Begin Given data

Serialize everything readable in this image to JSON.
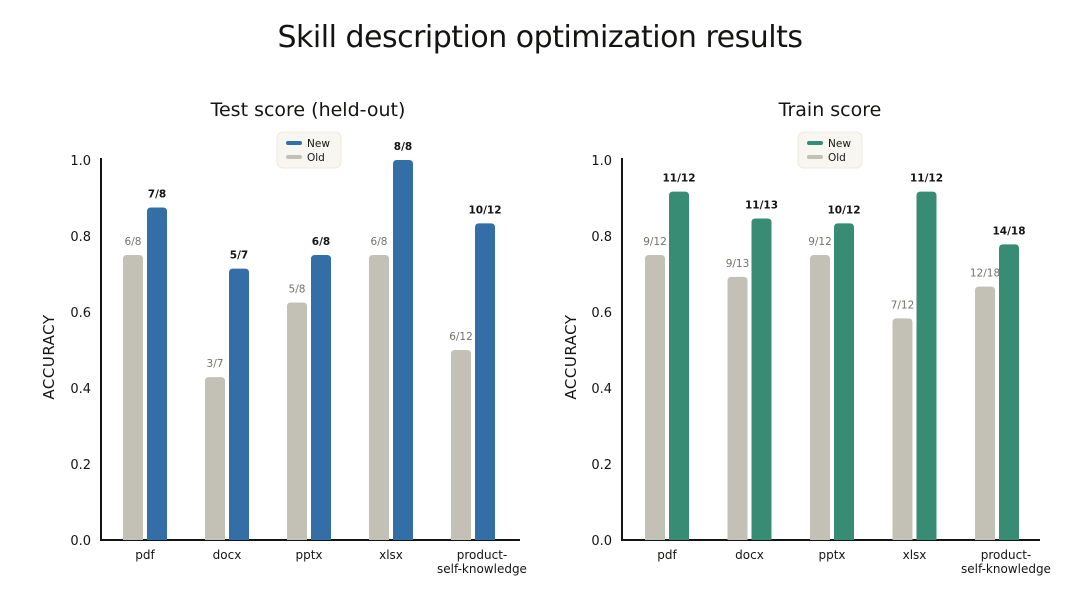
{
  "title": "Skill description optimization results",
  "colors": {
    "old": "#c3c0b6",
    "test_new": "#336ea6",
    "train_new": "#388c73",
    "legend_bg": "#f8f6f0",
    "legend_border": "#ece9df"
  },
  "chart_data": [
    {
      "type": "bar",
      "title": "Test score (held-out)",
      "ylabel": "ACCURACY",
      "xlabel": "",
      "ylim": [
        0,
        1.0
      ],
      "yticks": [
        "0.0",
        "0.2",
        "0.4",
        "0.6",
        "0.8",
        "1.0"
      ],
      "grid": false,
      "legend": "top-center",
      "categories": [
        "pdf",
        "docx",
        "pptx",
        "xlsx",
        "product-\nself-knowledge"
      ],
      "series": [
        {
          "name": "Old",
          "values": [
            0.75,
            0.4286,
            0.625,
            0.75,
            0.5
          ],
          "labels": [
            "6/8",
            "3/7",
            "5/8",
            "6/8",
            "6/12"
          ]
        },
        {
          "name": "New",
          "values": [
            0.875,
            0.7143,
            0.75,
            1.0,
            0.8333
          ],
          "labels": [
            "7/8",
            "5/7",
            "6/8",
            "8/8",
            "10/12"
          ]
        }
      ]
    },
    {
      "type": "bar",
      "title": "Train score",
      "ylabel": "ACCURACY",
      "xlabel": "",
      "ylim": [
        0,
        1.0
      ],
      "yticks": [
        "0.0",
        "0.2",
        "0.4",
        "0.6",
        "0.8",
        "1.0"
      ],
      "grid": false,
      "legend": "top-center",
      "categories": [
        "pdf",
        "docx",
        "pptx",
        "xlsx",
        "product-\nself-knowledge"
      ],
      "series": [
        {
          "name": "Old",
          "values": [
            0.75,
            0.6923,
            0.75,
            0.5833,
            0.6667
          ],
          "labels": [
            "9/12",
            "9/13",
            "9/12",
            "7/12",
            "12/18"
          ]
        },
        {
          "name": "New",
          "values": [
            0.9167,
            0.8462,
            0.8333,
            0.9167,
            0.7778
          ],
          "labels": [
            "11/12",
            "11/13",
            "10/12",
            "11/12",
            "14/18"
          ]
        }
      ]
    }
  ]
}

End Given data

Description of the task: The records above need to be given again exactly. Omit the pictures.

Completed task:
Serialize everything readable in this image to JSON.
{
  "title": "Skill description optimization results",
  "colors": {
    "old": "#c3c0b6",
    "test_new": "#336ea6",
    "train_new": "#388c73",
    "legend_bg": "#f8f6f0",
    "legend_border": "#ece9df"
  },
  "chart_data": [
    {
      "type": "bar",
      "title": "Test score (held-out)",
      "ylabel": "ACCURACY",
      "xlabel": "",
      "ylim": [
        0,
        1.0
      ],
      "yticks": [
        "0.0",
        "0.2",
        "0.4",
        "0.6",
        "0.8",
        "1.0"
      ],
      "grid": false,
      "legend": "top-center",
      "categories": [
        "pdf",
        "docx",
        "pptx",
        "xlsx",
        "product-\nself-knowledge"
      ],
      "series": [
        {
          "name": "Old",
          "values": [
            0.75,
            0.4286,
            0.625,
            0.75,
            0.5
          ],
          "labels": [
            "6/8",
            "3/7",
            "5/8",
            "6/8",
            "6/12"
          ]
        },
        {
          "name": "New",
          "values": [
            0.875,
            0.7143,
            0.75,
            1.0,
            0.8333
          ],
          "labels": [
            "7/8",
            "5/7",
            "6/8",
            "8/8",
            "10/12"
          ]
        }
      ]
    },
    {
      "type": "bar",
      "title": "Train score",
      "ylabel": "ACCURACY",
      "xlabel": "",
      "ylim": [
        0,
        1.0
      ],
      "yticks": [
        "0.0",
        "0.2",
        "0.4",
        "0.6",
        "0.8",
        "1.0"
      ],
      "grid": false,
      "legend": "top-center",
      "categories": [
        "pdf",
        "docx",
        "pptx",
        "xlsx",
        "product-\nself-knowledge"
      ],
      "series": [
        {
          "name": "Old",
          "values": [
            0.75,
            0.6923,
            0.75,
            0.5833,
            0.6667
          ],
          "labels": [
            "9/12",
            "9/13",
            "9/12",
            "7/12",
            "12/18"
          ]
        },
        {
          "name": "New",
          "values": [
            0.9167,
            0.8462,
            0.8333,
            0.9167,
            0.7778
          ],
          "labels": [
            "11/12",
            "11/13",
            "10/12",
            "11/12",
            "14/18"
          ]
        }
      ]
    }
  ]
}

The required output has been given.